▸ Data lines
---*---
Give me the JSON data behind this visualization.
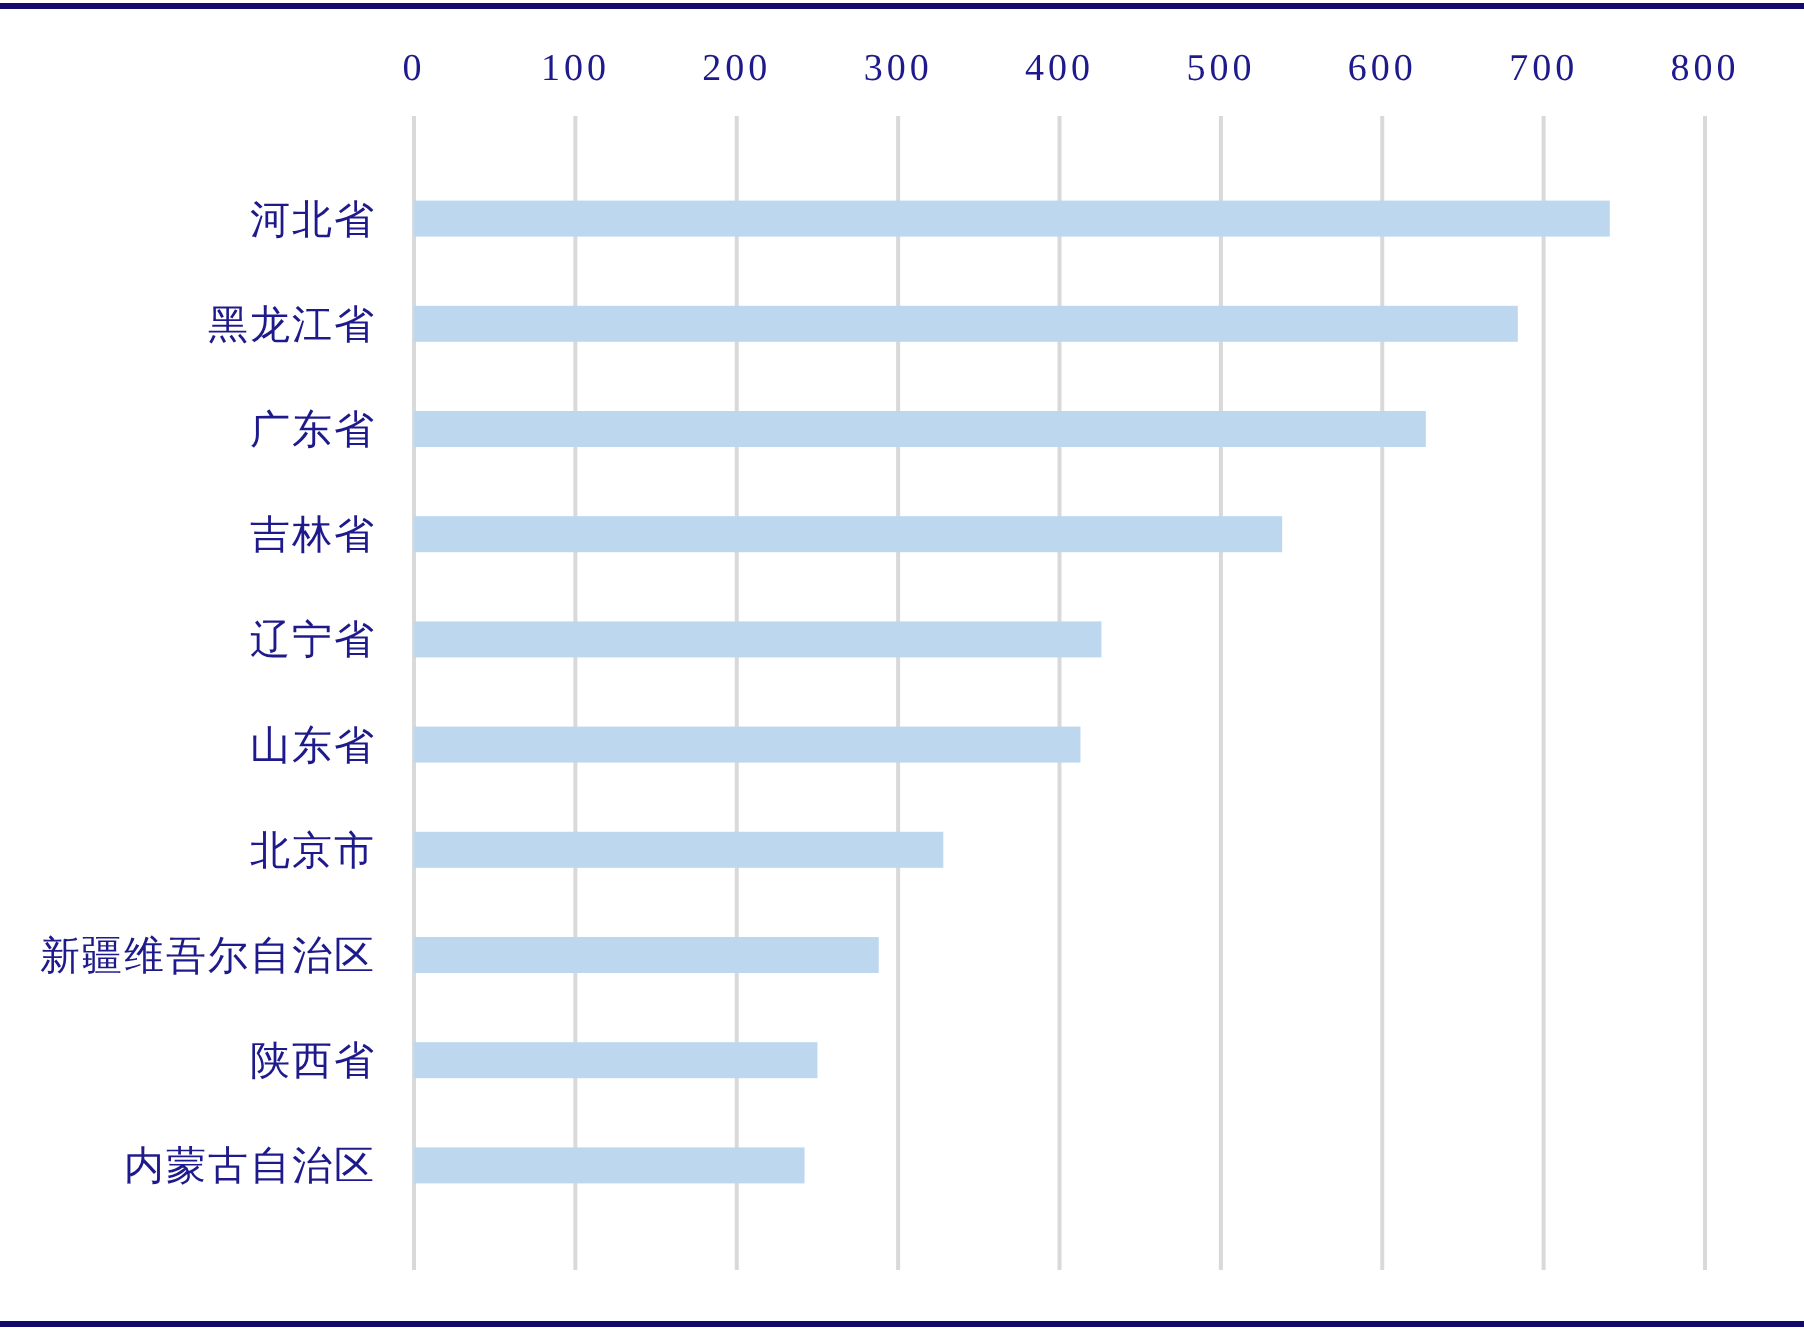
{
  "chart_data": {
    "type": "bar",
    "orientation": "horizontal",
    "categories": [
      "河北省",
      "黑龙江省",
      "广东省",
      "吉林省",
      "辽宁省",
      "山东省",
      "北京市",
      "新疆维吾尔自治区",
      "陕西省",
      "内蒙古自治区"
    ],
    "values": [
      741,
      684,
      627,
      538,
      426,
      413,
      328,
      288,
      250,
      242
    ],
    "color": "#bdd7ee",
    "xlim": [
      0,
      800
    ],
    "xticks": [
      0,
      100,
      200,
      300,
      400,
      500,
      600,
      700,
      800
    ],
    "grid": "x"
  }
}
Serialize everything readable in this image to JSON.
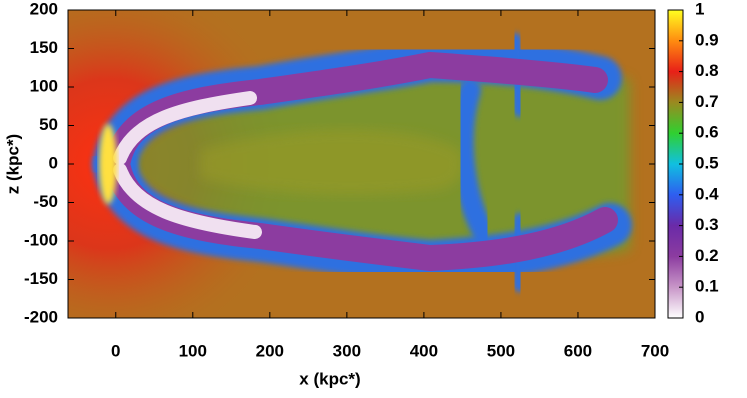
{
  "chart_data": {
    "type": "heatmap",
    "xlabel": "x (kpc*)",
    "ylabel": "z (kpc*)",
    "xlim": [
      -62,
      700
    ],
    "xticks": [
      0,
      100,
      200,
      300,
      400,
      500,
      600,
      700
    ],
    "ylim": [
      -200,
      200
    ],
    "yticks": [
      -200,
      -150,
      -100,
      -50,
      0,
      50,
      100,
      150,
      200
    ],
    "zlim": [
      0,
      1
    ],
    "zticks": [
      0,
      0.1,
      0.2,
      0.3,
      0.4,
      0.5,
      0.6,
      0.7,
      0.8,
      0.9,
      1
    ],
    "colormap": [
      "#ffffff",
      "#c896c8",
      "#8c3ca0",
      "#6a2aa8",
      "#2e5ef0",
      "#10c0e0",
      "#30d030",
      "#9a8a20",
      "#e82018",
      "#ff8c10",
      "#ffff20"
    ]
  }
}
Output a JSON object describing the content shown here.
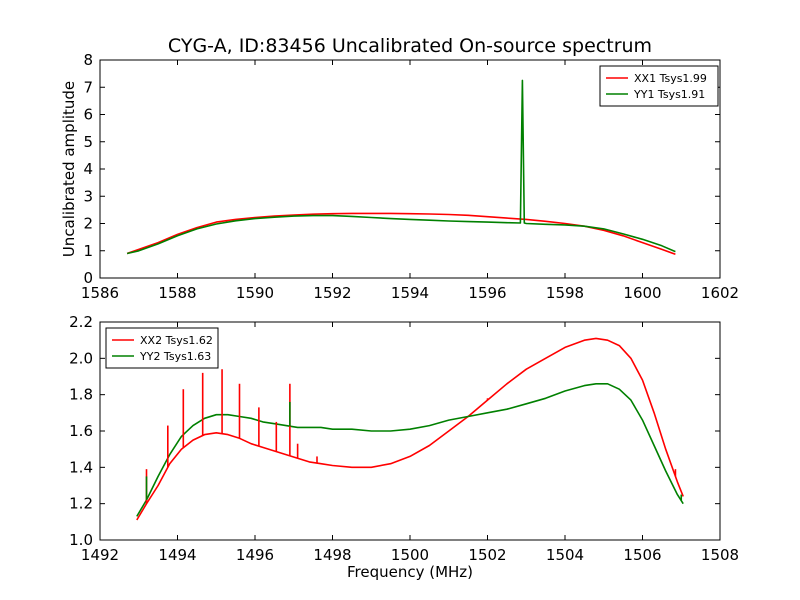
{
  "chart_data": [
    {
      "type": "line",
      "title": "CYG-A, ID:83456 Uncalibrated On-source spectrum",
      "xlabel": "",
      "ylabel": "Uncalibrated amplitude",
      "xlim": [
        1586,
        1602
      ],
      "ylim": [
        0,
        8
      ],
      "xticks": [
        "1586",
        "1588",
        "1590",
        "1592",
        "1594",
        "1596",
        "1598",
        "1600",
        "1602"
      ],
      "yticks": [
        "0",
        "1",
        "2",
        "3",
        "4",
        "5",
        "6",
        "7",
        "8"
      ],
      "legend_position": "top-right",
      "grid": false,
      "series": [
        {
          "name": "XX1 Tsys1.99",
          "color": "#ff0000",
          "x": [
            1586.7,
            1587.0,
            1587.5,
            1588.0,
            1588.5,
            1589.0,
            1589.5,
            1590.0,
            1590.5,
            1591.0,
            1591.5,
            1592.0,
            1592.5,
            1593.0,
            1593.5,
            1594.0,
            1594.5,
            1595.0,
            1595.5,
            1596.0,
            1596.5,
            1597.0,
            1597.5,
            1598.0,
            1598.5,
            1599.0,
            1599.5,
            1600.0,
            1600.5,
            1600.85
          ],
          "y": [
            0.9,
            1.05,
            1.3,
            1.6,
            1.85,
            2.05,
            2.15,
            2.22,
            2.27,
            2.31,
            2.34,
            2.36,
            2.37,
            2.37,
            2.37,
            2.36,
            2.35,
            2.33,
            2.3,
            2.25,
            2.2,
            2.15,
            2.08,
            2.0,
            1.9,
            1.75,
            1.55,
            1.3,
            1.05,
            0.87
          ]
        },
        {
          "name": "YY1 Tsys1.91",
          "color": "#008000",
          "x": [
            1586.7,
            1587.0,
            1587.5,
            1588.0,
            1588.5,
            1589.0,
            1589.5,
            1590.0,
            1590.5,
            1591.0,
            1591.5,
            1592.0,
            1592.5,
            1593.0,
            1593.5,
            1594.0,
            1594.5,
            1595.0,
            1595.5,
            1596.0,
            1596.5,
            1596.85,
            1596.9,
            1596.95,
            1597.0,
            1597.5,
            1598.0,
            1598.5,
            1599.0,
            1599.5,
            1600.0,
            1600.5,
            1600.85
          ],
          "y": [
            0.9,
            1.0,
            1.25,
            1.55,
            1.8,
            1.98,
            2.1,
            2.18,
            2.23,
            2.27,
            2.29,
            2.29,
            2.26,
            2.22,
            2.18,
            2.15,
            2.12,
            2.09,
            2.07,
            2.05,
            2.03,
            2.02,
            7.25,
            2.02,
            2.0,
            1.97,
            1.95,
            1.9,
            1.8,
            1.62,
            1.42,
            1.18,
            0.97
          ]
        }
      ]
    },
    {
      "type": "line",
      "title": "",
      "xlabel": "Frequency (MHz)",
      "ylabel": "",
      "xlim": [
        1492,
        1508
      ],
      "ylim": [
        1.0,
        2.2
      ],
      "xticks": [
        "1492",
        "1494",
        "1496",
        "1498",
        "1500",
        "1502",
        "1504",
        "1506",
        "1508"
      ],
      "yticks": [
        "1.0",
        "1.2",
        "1.4",
        "1.6",
        "1.8",
        "2.0",
        "2.2"
      ],
      "legend_position": "top-left",
      "grid": false,
      "series": [
        {
          "name": "XX2 Tsys1.62",
          "color": "#ff0000",
          "x": [
            1492.95,
            1493.2,
            1493.5,
            1493.8,
            1494.1,
            1494.4,
            1494.7,
            1495.0,
            1495.3,
            1495.6,
            1495.9,
            1496.2,
            1496.5,
            1496.8,
            1497.1,
            1497.4,
            1497.7,
            1498.0,
            1498.5,
            1499.0,
            1499.5,
            1500.0,
            1500.5,
            1501.0,
            1501.5,
            1502.0,
            1502.5,
            1503.0,
            1503.5,
            1504.0,
            1504.5,
            1504.8,
            1505.1,
            1505.4,
            1505.7,
            1506.0,
            1506.3,
            1506.6,
            1506.9,
            1507.05
          ],
          "y": [
            1.11,
            1.2,
            1.3,
            1.42,
            1.5,
            1.55,
            1.58,
            1.59,
            1.58,
            1.56,
            1.53,
            1.51,
            1.49,
            1.47,
            1.45,
            1.43,
            1.42,
            1.41,
            1.4,
            1.4,
            1.42,
            1.46,
            1.52,
            1.6,
            1.68,
            1.77,
            1.86,
            1.94,
            2.0,
            2.06,
            2.1,
            2.11,
            2.1,
            2.07,
            2.0,
            1.88,
            1.7,
            1.5,
            1.32,
            1.24
          ]
        },
        {
          "name": "YY2 Tsys1.63",
          "color": "#008000",
          "x": [
            1492.95,
            1493.2,
            1493.5,
            1493.8,
            1494.1,
            1494.4,
            1494.7,
            1495.0,
            1495.3,
            1495.6,
            1495.9,
            1496.2,
            1496.5,
            1496.8,
            1497.1,
            1497.4,
            1497.7,
            1498.0,
            1498.5,
            1499.0,
            1499.5,
            1500.0,
            1500.5,
            1501.0,
            1501.5,
            1502.0,
            1502.5,
            1503.0,
            1503.5,
            1504.0,
            1504.5,
            1504.8,
            1505.1,
            1505.4,
            1505.7,
            1506.0,
            1506.3,
            1506.6,
            1506.9,
            1507.05
          ],
          "y": [
            1.13,
            1.22,
            1.35,
            1.47,
            1.57,
            1.63,
            1.67,
            1.69,
            1.69,
            1.68,
            1.67,
            1.65,
            1.64,
            1.63,
            1.62,
            1.62,
            1.62,
            1.61,
            1.61,
            1.6,
            1.6,
            1.61,
            1.63,
            1.66,
            1.68,
            1.7,
            1.72,
            1.75,
            1.78,
            1.82,
            1.85,
            1.86,
            1.86,
            1.83,
            1.77,
            1.66,
            1.52,
            1.38,
            1.25,
            1.2
          ]
        }
      ],
      "spikes": [
        {
          "series": 0,
          "x": 1493.2,
          "y": 1.39
        },
        {
          "series": 0,
          "x": 1493.75,
          "y": 1.63
        },
        {
          "series": 0,
          "x": 1494.15,
          "y": 1.83
        },
        {
          "series": 0,
          "x": 1494.65,
          "y": 1.92
        },
        {
          "series": 0,
          "x": 1495.15,
          "y": 1.94
        },
        {
          "series": 0,
          "x": 1495.6,
          "y": 1.86
        },
        {
          "series": 0,
          "x": 1496.1,
          "y": 1.73
        },
        {
          "series": 0,
          "x": 1496.55,
          "y": 1.65
        },
        {
          "series": 0,
          "x": 1496.9,
          "y": 1.86
        },
        {
          "series": 0,
          "x": 1497.1,
          "y": 1.53
        },
        {
          "series": 0,
          "x": 1497.6,
          "y": 1.46
        },
        {
          "series": 0,
          "x": 1502.0,
          "y": 1.78
        },
        {
          "series": 0,
          "x": 1506.85,
          "y": 1.39
        },
        {
          "series": 1,
          "x": 1493.2,
          "y": 1.35
        },
        {
          "series": 1,
          "x": 1496.9,
          "y": 1.76
        },
        {
          "series": 1,
          "x": 1507.0,
          "y": 1.25
        }
      ]
    }
  ]
}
---*---
▸ Your instructions
Using the entries above, return each line in which the word "Uncalibrated" occurs.

▸ Result of the exercise
      "title": "CYG-A, ID:83456 Uncalibrated On-source spectrum",
      "ylabel": "Uncalibrated amplitude",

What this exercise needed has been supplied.